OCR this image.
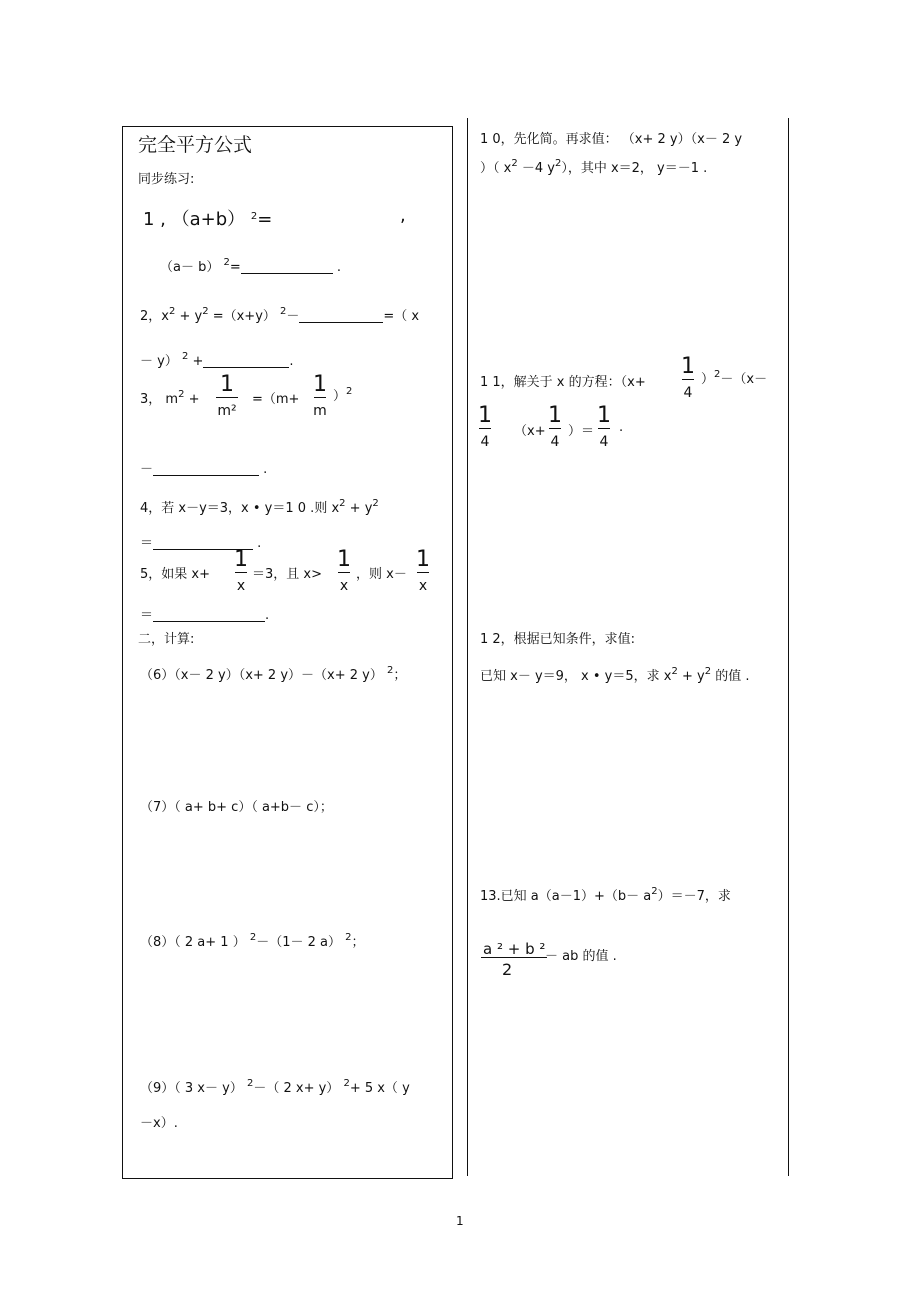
完全平方公式
同步练习:
1 , （a+b） $^2$=	,
（a－ b） $^2$=	.
2，$x^2 + y^2 =(x+y)$ $^2$－	=（ x
－ y） $^2$ +	.
3， $m^2$ +
1
m²
=（m+
1
m
）$^2$
－	.
4，若 x－y＝3，x • y＝1 0 .则 $x^2 + y^2$
＝	.
5，如果 x+
1
x
＝3，且 x>
1
x
，则 x－
1
x
＝	.
二，计算:
（6）（x－ 2 y）（x+ 2 y）－（x+ 2 y） $^2$；
（7）（ a+ b+ c）（ a+b－ c）；
（8）（ 2 a+ 1 ） $^2$－（1－ 2 a） $^2$；
（9）（ 3 x－ y） $^2$－（ 2 x+ y） $^2$+ 5 x（ y
－x）.
1 0，先化简。再求值： （x+ 2 y）（x－ 2 y
）（ $x^2 -4$ $y^2$），其中 x＝2， y＝－1 .
1 1，解关于 x 的方程：（x+
1
4
）$^2$－（x－
1
4
（x+
1
4
）＝
1
4
.
1 2，根据已知条件，求值:
已知 x－ y＝9， x • y＝5，求 $x^2 + y^2$ 的值 .
13.已知 $a(a-1)+(b- a^2)=-7$，求
a ² + b ²
2
－ ab 的值 .
1
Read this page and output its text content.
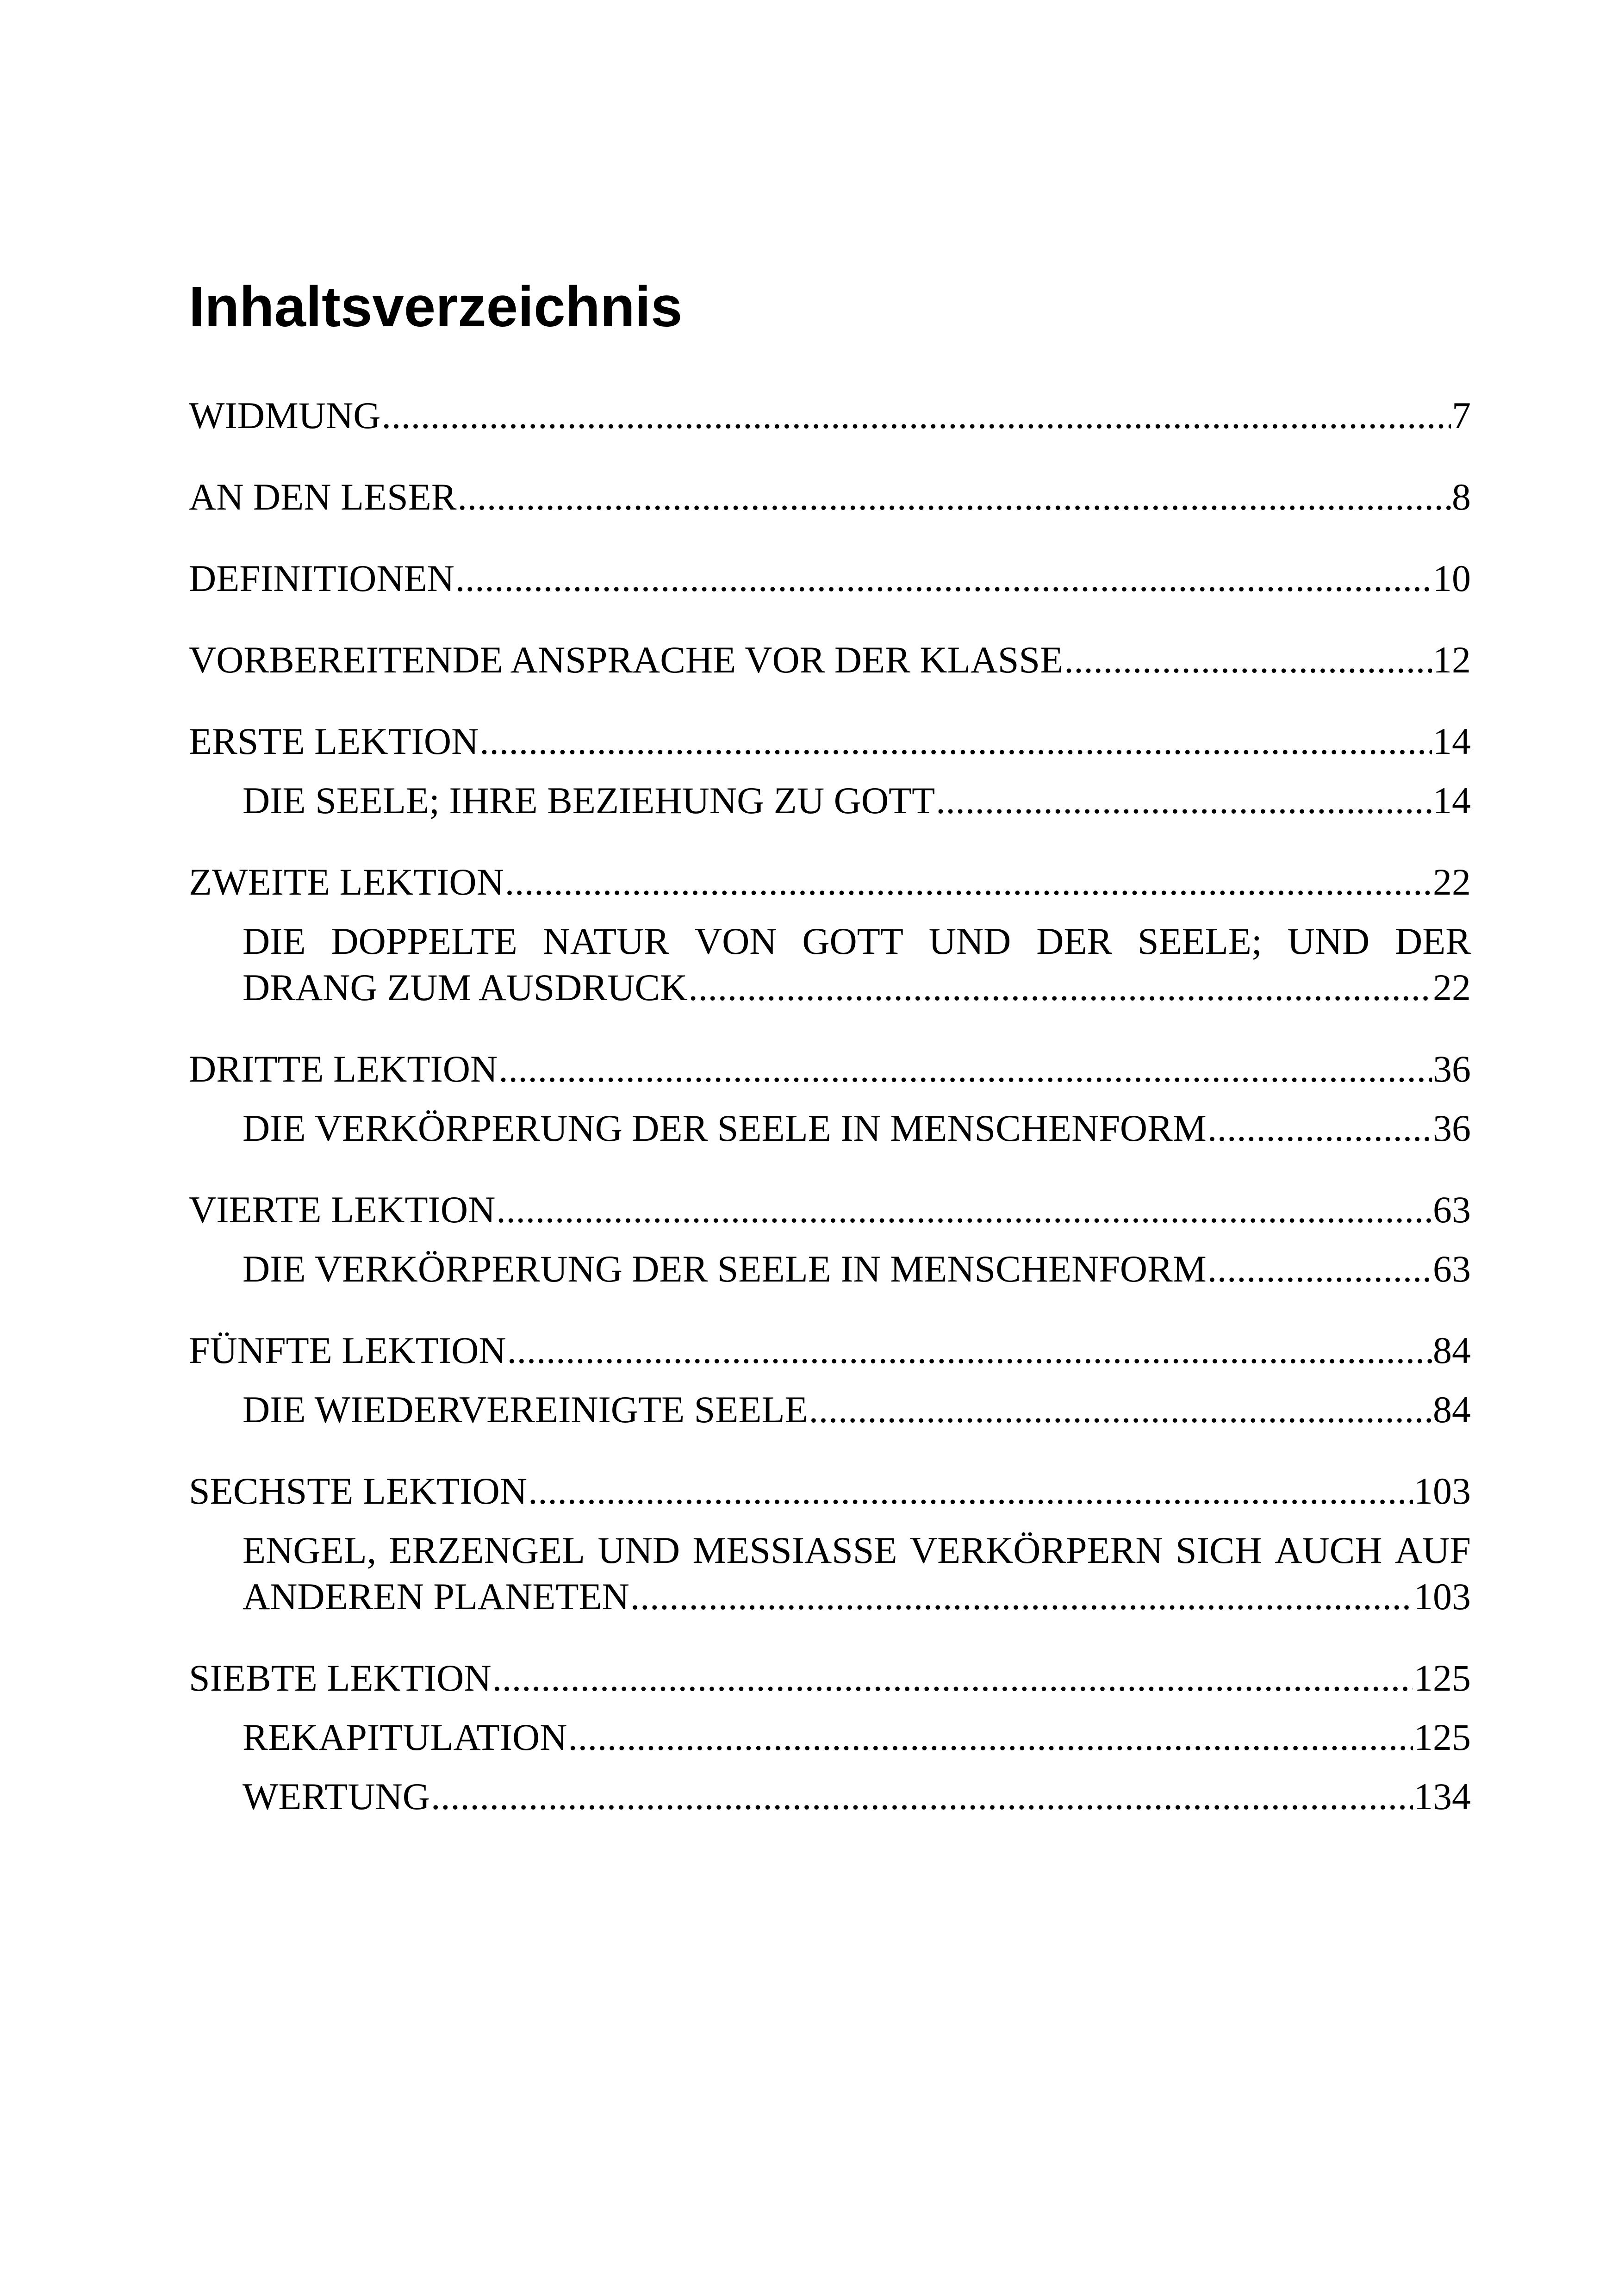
Inhaltsverzeichnis
WIDMUNG .....	7
AN DEN LESER .....	8
DEFINITIONEN .....	10
VORBEREITENDE ANSPRACHE VOR DER KLASSE .....	12
ERSTE LEKTION .....	14
DIE SEELE; IHRE BEZIEHUNG ZU GOTT .....	14
ZWEITE LEKTION .....	22
DIE DOPPELTE NATUR VON GOTT UND DER SEELE; UND DER
DRANG ZUM AUSDRUCK .....	22
DRITTE LEKTION .....	36
DIE VERKÖRPERUNG DER SEELE IN MENSCHENFORM .....	36
VIERTE LEKTION .....	63
DIE VERKÖRPERUNG DER SEELE IN MENSCHENFORM .....	63
FÜNFTE LEKTION .....	84
DIE WIEDERVEREINIGTE SEELE .....	84
SECHSTE LEKTION .....	103
ENGEL, ERZENGEL UND MESSIASSE VERKÖRPERN SICH AUCH AUF
ANDEREN PLANETEN .....	103
SIEBTE LEKTION .....	125
REKAPITULATION .....	125
WERTUNG .....	134
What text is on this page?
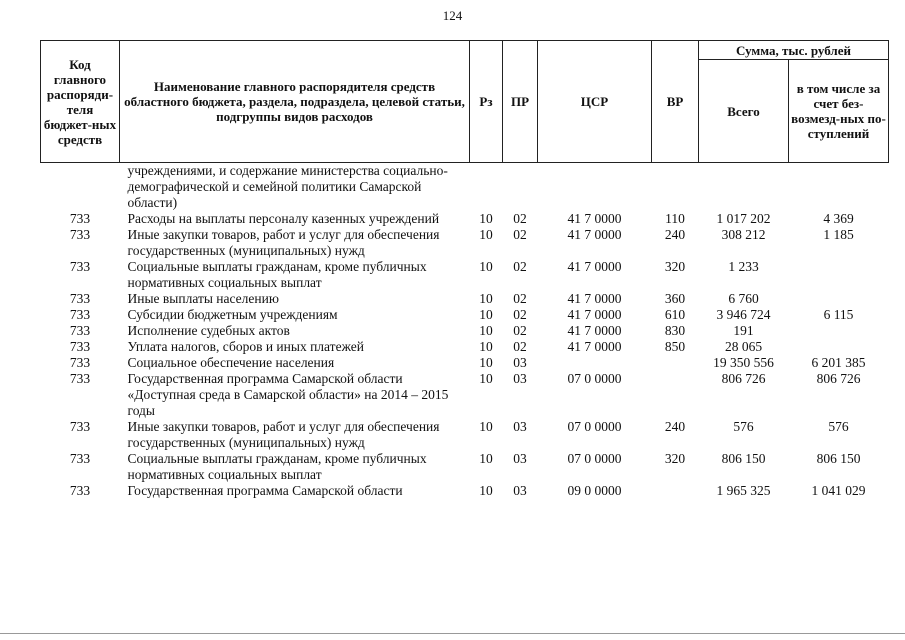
124
Код главного распоряди-теля бюджет-ных средств	Наименование главного распорядителя средств областного бюджета, раздела, подраздела, целевой статьи, подгруппы видов расходов	Рз	ПР	ЦСР	ВР	Сумма, тыс. рублей	
						Всего	в том числе за счет без-возмезд-ных по-ступлений
	учреждениями, и содержание министерства социально-демографической и семейной политики Самарской области)						
733	Расходы на выплаты персоналу казенных учреждений	10	02	41 7 0000	110	1 017 202	4 369
733	Иные закупки товаров, работ и услуг для обеспечения государственных (муниципальных) нужд	10	02	41 7 0000	240	308 212	1 185
733	Социальные выплаты гражданам, кроме публичных нормативных социальных выплат	10	02	41 7 0000	320	1 233	
733	Иные выплаты населению	10	02	41 7 0000	360	6 760	
733	Субсидии бюджетным учреждениям	10	02	41 7 0000	610	3 946 724	6 115
733	Исполнение судебных актов	10	02	41 7 0000	830	191	
733	Уплата налогов, сборов и иных платежей	10	02	41 7 0000	850	28 065	
733	Социальное обеспечение населения	10	03			19 350 556	6 201 385
733	Государственная программа Самарской области «Доступная среда в Самарской области» на 2014 – 2015 годы	10	03	07 0 0000		806 726	806 726
733	Иные закупки товаров, работ и услуг для обеспечения государственных (муниципальных) нужд	10	03	07 0 0000	240	576	576
733	Социальные выплаты гражданам, кроме публичных нормативных социальных выплат	10	03	07 0 0000	320	806 150	806 150
733	Государственная программа Самарской области	10	03	09 0 0000		1 965 325	1 041 029
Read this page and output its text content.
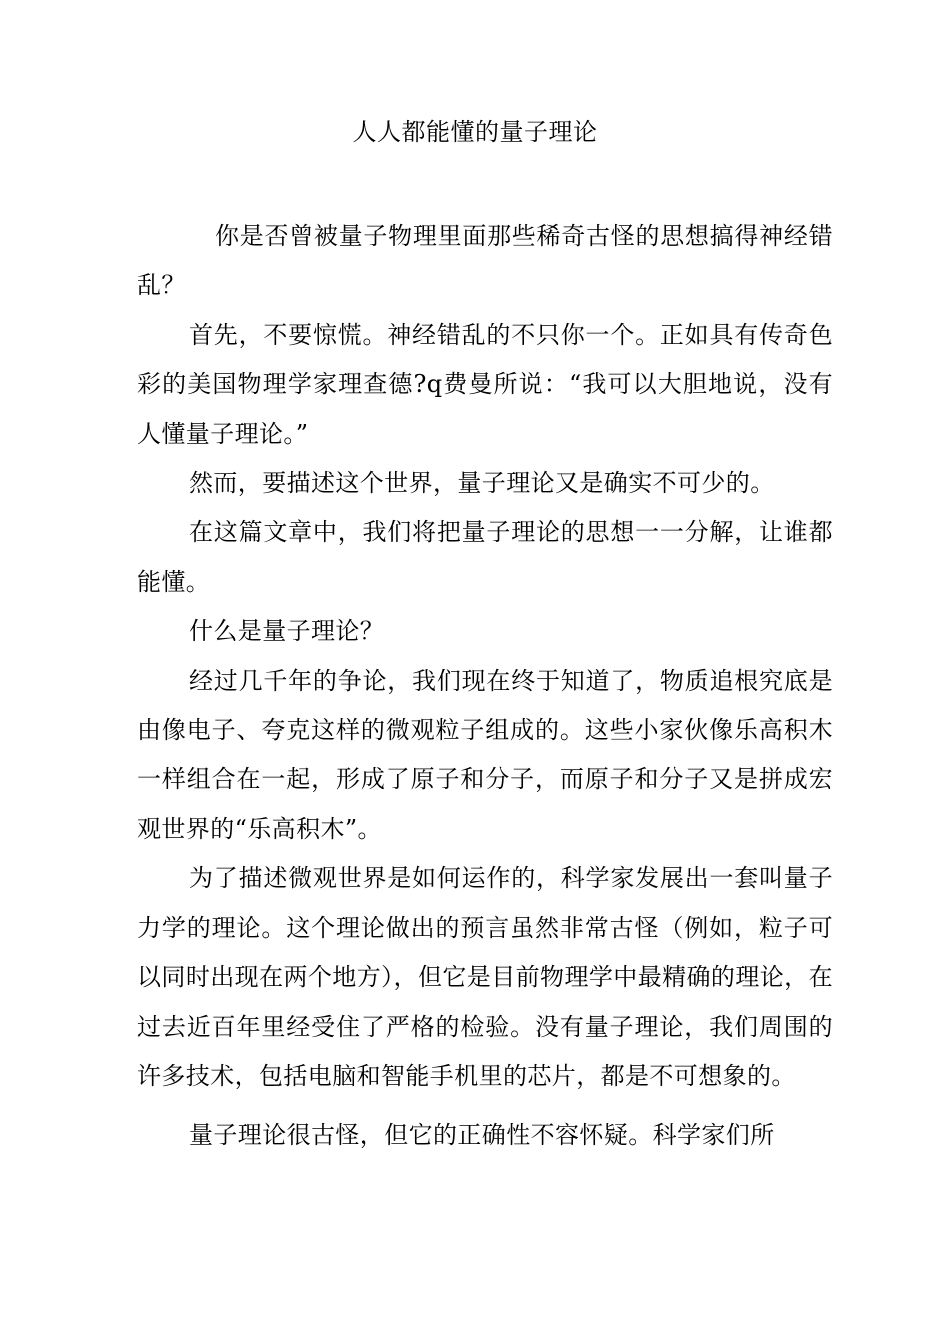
人人都能懂的量子理论

你是否曾被量子物理里面那些稀奇古怪的思想搞得神经错乱？

首先，不要惊慌。神经错乱的不只你一个。正如具有传奇色彩的美国物理学家理查德?q费曼所说：“我可以大胆地说，没有人懂量子理论。”

然而，要描述这个世界，量子理论又是确实不可少的。

在这篇文章中，我们将把量子理论的思想一一分解，让谁都能懂。

什么是量子理论？

经过几千年的争论，我们现在终于知道了，物质追根究底是由像电子、夸克这样的微观粒子组成的。这些小家伙像乐高积木一样组合在一起，形成了原子和分子，而原子和分子又是拼成宏观世界的“乐高积木”。

为了描述微观世界是如何运作的，科学家发展出一套叫量子力学的理论。这个理论做出的预言虽然非常古怪（例如，粒子可以同时出现在两个地方），但它是目前物理学中最精确的理论，在过去近百年里经受住了严格的检验。没有量子理论，我们周围的许多技术，包括电脑和智能手机里的芯片，都是不可想象的。

量子理论很古怪，但它的正确性不容怀疑。科学家们所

* [What the task requires]: Go through the records and pull out each line that includes the word "программа".

* [Exercise result]:
733	Государственная программа Самарской области «Доступная среда в Самарской области» на 2014 – 2015 годы	10	03	07 0 0000		806 726	806 726
733	Государственная программа Самарской области	10	03	09 0 0000		1 965 325	1 041 029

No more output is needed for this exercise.